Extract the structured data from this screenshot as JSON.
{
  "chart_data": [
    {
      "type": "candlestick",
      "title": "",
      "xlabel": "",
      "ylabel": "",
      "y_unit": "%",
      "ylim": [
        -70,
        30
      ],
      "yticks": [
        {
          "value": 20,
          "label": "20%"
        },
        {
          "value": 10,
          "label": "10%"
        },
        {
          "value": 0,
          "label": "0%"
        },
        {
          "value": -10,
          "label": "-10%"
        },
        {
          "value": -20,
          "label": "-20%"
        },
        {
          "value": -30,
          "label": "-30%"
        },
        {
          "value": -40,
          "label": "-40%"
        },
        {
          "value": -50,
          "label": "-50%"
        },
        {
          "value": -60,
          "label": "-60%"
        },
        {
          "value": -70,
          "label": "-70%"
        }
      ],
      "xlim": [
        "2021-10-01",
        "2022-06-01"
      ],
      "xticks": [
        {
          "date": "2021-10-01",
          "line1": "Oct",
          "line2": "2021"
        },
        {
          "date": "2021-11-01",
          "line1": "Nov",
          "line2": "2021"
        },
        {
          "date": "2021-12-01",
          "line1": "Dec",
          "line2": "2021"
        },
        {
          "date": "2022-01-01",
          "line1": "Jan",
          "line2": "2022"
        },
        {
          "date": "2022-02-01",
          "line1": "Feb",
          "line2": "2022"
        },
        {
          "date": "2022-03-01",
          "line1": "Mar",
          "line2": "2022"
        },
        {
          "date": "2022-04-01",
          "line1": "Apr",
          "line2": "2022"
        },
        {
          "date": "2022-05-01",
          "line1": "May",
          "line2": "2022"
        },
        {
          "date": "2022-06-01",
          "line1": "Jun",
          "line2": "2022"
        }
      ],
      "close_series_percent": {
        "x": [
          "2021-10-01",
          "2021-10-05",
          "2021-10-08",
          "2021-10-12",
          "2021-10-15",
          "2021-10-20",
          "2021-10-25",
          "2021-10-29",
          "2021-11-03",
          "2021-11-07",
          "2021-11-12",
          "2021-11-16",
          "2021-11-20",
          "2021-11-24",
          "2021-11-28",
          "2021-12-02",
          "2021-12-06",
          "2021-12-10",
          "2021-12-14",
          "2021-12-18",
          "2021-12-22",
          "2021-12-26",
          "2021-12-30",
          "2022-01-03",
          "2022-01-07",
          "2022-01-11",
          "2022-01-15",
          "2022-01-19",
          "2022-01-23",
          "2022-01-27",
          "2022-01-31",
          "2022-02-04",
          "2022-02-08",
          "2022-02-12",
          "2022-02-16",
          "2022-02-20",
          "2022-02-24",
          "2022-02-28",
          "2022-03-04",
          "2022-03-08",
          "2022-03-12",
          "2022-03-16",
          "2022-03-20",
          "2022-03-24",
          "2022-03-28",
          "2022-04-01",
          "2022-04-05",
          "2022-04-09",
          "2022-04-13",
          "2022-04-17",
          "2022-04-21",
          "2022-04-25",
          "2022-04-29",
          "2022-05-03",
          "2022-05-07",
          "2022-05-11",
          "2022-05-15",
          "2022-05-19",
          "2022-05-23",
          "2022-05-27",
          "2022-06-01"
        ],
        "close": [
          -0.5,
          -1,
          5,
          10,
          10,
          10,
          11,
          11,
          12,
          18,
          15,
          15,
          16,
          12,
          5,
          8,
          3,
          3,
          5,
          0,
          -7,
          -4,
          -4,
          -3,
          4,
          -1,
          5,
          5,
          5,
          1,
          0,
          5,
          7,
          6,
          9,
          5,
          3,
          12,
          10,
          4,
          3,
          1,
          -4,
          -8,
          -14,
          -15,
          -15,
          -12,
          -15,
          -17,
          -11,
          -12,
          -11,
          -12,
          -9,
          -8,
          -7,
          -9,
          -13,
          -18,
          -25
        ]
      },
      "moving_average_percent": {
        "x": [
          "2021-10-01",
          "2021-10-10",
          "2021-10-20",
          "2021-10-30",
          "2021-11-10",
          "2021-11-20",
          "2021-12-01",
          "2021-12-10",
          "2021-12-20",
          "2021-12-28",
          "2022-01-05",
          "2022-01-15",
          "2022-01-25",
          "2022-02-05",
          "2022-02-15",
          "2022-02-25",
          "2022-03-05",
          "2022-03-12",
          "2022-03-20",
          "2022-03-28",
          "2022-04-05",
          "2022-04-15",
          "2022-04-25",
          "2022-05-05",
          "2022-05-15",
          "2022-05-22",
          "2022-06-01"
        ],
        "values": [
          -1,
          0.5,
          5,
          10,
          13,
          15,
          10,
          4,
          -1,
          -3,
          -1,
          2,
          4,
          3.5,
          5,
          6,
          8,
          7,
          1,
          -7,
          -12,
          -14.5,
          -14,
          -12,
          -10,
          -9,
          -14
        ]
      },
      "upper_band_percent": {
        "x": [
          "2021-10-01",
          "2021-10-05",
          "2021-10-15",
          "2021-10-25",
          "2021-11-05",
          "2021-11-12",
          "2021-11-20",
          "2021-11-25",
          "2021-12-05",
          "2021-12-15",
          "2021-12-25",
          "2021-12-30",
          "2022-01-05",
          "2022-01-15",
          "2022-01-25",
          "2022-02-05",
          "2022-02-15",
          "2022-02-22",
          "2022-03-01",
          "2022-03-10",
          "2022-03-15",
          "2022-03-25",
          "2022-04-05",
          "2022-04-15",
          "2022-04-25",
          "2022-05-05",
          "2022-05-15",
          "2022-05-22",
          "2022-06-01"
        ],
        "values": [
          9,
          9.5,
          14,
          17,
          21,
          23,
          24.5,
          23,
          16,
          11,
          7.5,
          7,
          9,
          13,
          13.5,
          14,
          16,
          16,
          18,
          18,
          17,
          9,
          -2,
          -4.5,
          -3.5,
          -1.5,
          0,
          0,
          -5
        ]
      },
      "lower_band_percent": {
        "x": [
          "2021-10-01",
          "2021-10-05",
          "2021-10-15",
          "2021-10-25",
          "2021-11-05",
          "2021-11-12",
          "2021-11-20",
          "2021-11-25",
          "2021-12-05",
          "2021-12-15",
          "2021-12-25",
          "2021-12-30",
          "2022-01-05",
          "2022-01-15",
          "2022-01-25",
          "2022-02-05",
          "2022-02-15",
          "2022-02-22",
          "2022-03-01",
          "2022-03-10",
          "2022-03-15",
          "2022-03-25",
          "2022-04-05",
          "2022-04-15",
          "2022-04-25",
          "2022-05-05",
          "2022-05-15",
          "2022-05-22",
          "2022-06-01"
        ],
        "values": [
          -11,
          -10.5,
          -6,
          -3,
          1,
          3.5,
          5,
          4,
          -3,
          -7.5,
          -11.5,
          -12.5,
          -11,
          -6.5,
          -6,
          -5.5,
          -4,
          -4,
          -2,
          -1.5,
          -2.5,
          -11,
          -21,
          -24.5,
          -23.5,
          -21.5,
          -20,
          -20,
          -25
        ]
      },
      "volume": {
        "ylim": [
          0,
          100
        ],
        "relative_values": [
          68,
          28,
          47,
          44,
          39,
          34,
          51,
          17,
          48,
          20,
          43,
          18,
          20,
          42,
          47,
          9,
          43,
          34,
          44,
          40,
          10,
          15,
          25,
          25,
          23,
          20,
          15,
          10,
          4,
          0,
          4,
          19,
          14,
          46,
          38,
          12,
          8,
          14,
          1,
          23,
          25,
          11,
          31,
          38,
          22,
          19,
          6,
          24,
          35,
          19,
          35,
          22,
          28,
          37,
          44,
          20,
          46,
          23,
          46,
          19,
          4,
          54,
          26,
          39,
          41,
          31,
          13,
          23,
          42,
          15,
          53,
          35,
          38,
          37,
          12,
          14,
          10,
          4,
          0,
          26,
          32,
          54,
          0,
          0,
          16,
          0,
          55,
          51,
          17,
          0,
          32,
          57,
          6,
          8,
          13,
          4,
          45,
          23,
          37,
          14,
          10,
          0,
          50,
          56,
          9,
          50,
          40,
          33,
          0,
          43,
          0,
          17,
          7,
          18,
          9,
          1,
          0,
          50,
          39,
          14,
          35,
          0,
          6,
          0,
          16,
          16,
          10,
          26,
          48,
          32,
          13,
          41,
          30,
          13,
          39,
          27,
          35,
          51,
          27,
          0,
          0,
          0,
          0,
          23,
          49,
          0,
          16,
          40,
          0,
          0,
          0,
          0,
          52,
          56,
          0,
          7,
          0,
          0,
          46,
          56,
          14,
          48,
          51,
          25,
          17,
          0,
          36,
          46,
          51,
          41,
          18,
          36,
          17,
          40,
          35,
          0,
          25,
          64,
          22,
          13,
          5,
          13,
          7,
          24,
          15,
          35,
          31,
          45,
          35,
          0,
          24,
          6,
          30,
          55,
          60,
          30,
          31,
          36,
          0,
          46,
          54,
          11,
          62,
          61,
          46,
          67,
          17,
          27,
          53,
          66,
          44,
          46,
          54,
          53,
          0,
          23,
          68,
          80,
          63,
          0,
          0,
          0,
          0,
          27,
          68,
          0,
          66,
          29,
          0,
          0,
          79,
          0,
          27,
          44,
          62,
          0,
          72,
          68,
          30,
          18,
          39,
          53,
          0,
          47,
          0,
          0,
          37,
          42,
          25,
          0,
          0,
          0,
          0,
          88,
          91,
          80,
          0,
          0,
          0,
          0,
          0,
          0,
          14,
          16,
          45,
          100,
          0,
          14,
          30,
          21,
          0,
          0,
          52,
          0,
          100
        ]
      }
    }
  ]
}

The problem - Identify the lines of the data that contain the word "date". Copy each of them.

Exercise answer -
          "date": "2021-10-01",
          "date": "2021-11-01",
          "date": "2021-12-01",
          "date": "2022-01-01",
          "date": "2022-02-01",
          "date": "2022-03-01",
          "date": "2022-04-01",
          "date": "2022-05-01",
          "date": "2022-06-01",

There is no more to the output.